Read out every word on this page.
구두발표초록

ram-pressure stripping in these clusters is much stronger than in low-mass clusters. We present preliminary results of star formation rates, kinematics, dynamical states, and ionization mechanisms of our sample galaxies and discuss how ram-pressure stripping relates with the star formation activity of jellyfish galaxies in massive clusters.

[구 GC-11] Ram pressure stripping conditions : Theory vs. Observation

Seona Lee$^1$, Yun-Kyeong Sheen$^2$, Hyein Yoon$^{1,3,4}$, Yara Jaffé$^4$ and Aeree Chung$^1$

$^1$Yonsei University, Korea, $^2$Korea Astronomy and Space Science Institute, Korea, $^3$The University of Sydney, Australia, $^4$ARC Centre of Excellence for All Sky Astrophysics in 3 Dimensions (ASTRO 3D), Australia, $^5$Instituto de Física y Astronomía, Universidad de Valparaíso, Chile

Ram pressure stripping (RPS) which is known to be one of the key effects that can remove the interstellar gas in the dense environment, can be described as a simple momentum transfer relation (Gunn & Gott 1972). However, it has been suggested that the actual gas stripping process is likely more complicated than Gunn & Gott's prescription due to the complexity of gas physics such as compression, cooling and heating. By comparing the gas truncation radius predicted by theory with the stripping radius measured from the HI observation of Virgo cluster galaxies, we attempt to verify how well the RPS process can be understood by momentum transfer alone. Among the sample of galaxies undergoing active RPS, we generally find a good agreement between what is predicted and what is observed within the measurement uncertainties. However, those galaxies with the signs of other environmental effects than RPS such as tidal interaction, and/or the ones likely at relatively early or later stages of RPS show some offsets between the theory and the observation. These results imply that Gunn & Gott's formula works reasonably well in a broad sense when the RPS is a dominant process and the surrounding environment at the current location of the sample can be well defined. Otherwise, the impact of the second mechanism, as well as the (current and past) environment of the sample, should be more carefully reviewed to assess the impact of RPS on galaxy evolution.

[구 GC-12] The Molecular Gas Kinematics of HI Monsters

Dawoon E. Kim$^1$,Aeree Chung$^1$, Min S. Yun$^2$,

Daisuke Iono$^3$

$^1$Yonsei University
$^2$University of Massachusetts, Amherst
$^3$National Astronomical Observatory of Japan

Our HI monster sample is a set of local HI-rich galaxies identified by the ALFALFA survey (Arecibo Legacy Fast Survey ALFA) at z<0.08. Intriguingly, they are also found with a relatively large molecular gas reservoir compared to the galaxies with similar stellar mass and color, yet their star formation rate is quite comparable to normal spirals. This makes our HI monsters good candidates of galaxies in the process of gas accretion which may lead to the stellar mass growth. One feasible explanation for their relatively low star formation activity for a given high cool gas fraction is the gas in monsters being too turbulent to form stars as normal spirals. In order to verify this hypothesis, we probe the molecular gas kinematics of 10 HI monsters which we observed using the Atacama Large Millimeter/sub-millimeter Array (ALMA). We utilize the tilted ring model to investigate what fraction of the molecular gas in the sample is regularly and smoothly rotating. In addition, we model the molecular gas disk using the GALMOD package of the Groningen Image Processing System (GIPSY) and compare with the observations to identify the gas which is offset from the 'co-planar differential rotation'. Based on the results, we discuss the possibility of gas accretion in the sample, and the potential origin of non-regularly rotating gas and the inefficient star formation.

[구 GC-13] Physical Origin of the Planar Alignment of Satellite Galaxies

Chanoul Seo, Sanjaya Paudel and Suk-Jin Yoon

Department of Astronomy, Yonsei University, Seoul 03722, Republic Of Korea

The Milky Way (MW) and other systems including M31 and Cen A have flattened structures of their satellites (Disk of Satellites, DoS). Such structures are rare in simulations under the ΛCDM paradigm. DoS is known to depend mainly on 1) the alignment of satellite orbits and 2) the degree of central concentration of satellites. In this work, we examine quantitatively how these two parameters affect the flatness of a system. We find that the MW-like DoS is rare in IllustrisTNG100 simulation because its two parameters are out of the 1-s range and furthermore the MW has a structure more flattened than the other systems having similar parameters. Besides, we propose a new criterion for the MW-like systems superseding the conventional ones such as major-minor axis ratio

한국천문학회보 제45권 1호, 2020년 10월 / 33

*Stated problem*: Copy all of the data exactly.

*Final answer*:
Read out every word on this page.
구두발표초록

ram-pressure stripping in these clusters is much stronger than in low-mass clusters. We present preliminary results of star formation rates, kinematics, dynamical states, and ionization mechanisms of our sample galaxies and discuss how ram-pressure stripping relates with the star formation activity of jellyfish galaxies in massive clusters.

[구 GC-11] Ram pressure stripping conditions : Theory vs. Observation

Seona Lee$^1$, Yun-Kyeong Sheen$^2$, Hyein Yoon$^{1,3,4}$, Yara Jaffé$^4$ and Aeree Chung$^1$

$^1$Yonsei University, Korea, $^2$Korea Astronomy and Space Science Institute, Korea, $^3$The University of Sydney, Australia, $^4$ARC Centre of Excellence for All Sky Astrophysics in 3 Dimensions (ASTRO 3D), Australia, $^5$Instituto de Física y Astronomía, Universidad de Valparaíso, Chile

Ram pressure stripping (RPS) which is known to be one of the key effects that can remove the interstellar gas in the dense environment, can be described as a simple momentum transfer relation (Gunn & Gott 1972). However, it has been suggested that the actual gas stripping process is likely more complicated than Gunn & Gott's prescription due to the complexity of gas physics such as compression, cooling and heating. By comparing the gas truncation radius predicted by theory with the stripping radius measured from the HI observation of Virgo cluster galaxies, we attempt to verify how well the RPS process can be understood by momentum transfer alone. Among the sample of galaxies undergoing active RPS, we generally find a good agreement between what is predicted and what is observed within the measurement uncertainties. However, those galaxies with the signs of other environmental effects than RPS such as tidal interaction, and/or the ones likely at relatively early or later stages of RPS show some offsets between the theory and the observation. These results imply that Gunn & Gott's formula works reasonably well in a broad sense when the RPS is a dominant process and the surrounding environment at the current location of the sample can be well defined. Otherwise, the impact of the second mechanism, as well as the (current and past) environment of the sample, should be more carefully reviewed to assess the impact of RPS on galaxy evolution.

[구 GC-12] The Molecular Gas Kinematics of HI Monsters

Dawoon E. Kim$^1$,Aeree Chung$^1$, Min S. Yun$^2$,

Daisuke Iono$^3$

$^1$Yonsei University
$^2$University of Massachusetts, Amherst
$^3$National Astronomical Observatory of Japan

Our HI monster sample is a set of local HI-rich galaxies identified by the ALFALFA survey (Arecibo Legacy Fast Survey ALFA) at z<0.08. Intriguingly, they are also found with a relatively large molecular gas reservoir compared to the galaxies with similar stellar mass and color, yet their star formation rate is quite comparable to normal spirals. This makes our HI monsters good candidates of galaxies in the process of gas accretion which may lead to the stellar mass growth. One feasible explanation for their relatively low star formation activity for a given high cool gas fraction is the gas in monsters being too turbulent to form stars as normal spirals. In order to verify this hypothesis, we probe the molecular gas kinematics of 10 HI monsters which we observed using the Atacama Large Millimeter/sub-millimeter Array (ALMA). We utilize the tilted ring model to investigate what fraction of the molecular gas in the sample is regularly and smoothly rotating. In addition, we model the molecular gas disk using the GALMOD package of the Groningen Image Processing System (GIPSY) and compare with the observations to identify the gas which is offset from the 'co-planar differential rotation'. Based on the results, we discuss the possibility of gas accretion in the sample, and the potential origin of non-regularly rotating gas and the inefficient star formation.

[구 GC-13] Physical Origin of the Planar Alignment of Satellite Galaxies

Chanoul Seo, Sanjaya Paudel and Suk-Jin Yoon

Department of Astronomy, Yonsei University, Seoul 03722, Republic Of Korea

The Milky Way (MW) and other systems including M31 and Cen A have flattened structures of their satellites (Disk of Satellites, DoS). Such structures are rare in simulations under the ΛCDM paradigm. DoS is known to depend mainly on 1) the alignment of satellite orbits and 2) the degree of central concentration of satellites. In this work, we examine quantitatively how these two parameters affect the flatness of a system. We find that the MW-like DoS is rare in IllustrisTNG100 simulation because its two parameters are out of the 1-s range and furthermore the MW has a structure more flattened than the other systems having similar parameters. Besides, we propose a new criterion for the MW-like systems superseding the conventional ones such as major-minor axis ratio

한국천문학회보 제45권 1호, 2020년 10월 / 33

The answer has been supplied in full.